— Directive —
Copy out each line featuring the string "median" from the entries beneath.

Rows from a figure dataset
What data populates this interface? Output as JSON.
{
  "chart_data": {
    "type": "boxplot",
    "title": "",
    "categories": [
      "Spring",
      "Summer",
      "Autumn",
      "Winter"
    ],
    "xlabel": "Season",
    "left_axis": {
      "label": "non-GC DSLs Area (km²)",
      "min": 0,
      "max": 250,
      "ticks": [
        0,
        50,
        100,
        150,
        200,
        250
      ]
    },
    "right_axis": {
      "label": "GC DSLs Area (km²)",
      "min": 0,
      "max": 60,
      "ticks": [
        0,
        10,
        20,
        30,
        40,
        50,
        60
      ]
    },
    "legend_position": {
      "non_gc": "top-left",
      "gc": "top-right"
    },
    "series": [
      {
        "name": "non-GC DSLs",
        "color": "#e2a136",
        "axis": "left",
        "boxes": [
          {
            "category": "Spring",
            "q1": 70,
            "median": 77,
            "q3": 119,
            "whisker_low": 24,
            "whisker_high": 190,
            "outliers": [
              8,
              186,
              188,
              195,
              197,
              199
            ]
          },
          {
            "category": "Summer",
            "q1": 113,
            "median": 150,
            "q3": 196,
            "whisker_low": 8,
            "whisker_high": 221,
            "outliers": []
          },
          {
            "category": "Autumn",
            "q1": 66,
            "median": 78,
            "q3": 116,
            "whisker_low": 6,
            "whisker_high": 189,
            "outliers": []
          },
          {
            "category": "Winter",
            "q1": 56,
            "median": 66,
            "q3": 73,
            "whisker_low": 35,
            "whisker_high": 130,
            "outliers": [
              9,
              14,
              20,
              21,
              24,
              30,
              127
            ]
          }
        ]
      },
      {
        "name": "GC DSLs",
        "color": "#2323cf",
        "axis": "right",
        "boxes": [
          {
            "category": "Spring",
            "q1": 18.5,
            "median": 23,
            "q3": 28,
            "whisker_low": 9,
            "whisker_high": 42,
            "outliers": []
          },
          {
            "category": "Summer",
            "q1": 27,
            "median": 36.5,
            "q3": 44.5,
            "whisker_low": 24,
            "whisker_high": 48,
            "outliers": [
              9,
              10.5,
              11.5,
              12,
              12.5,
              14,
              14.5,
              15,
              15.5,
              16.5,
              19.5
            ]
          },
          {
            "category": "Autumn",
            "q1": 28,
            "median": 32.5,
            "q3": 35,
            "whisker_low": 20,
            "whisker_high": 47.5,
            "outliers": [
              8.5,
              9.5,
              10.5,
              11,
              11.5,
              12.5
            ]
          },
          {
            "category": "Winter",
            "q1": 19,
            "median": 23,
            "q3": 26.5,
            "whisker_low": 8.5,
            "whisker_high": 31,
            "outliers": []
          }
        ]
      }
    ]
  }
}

— Written solution —
            "median": 77,
            "median": 150,
            "median": 78,
            "median": 66,
            "median": 23,
            "median": 36.5,
            "median": 32.5,
            "median": 23,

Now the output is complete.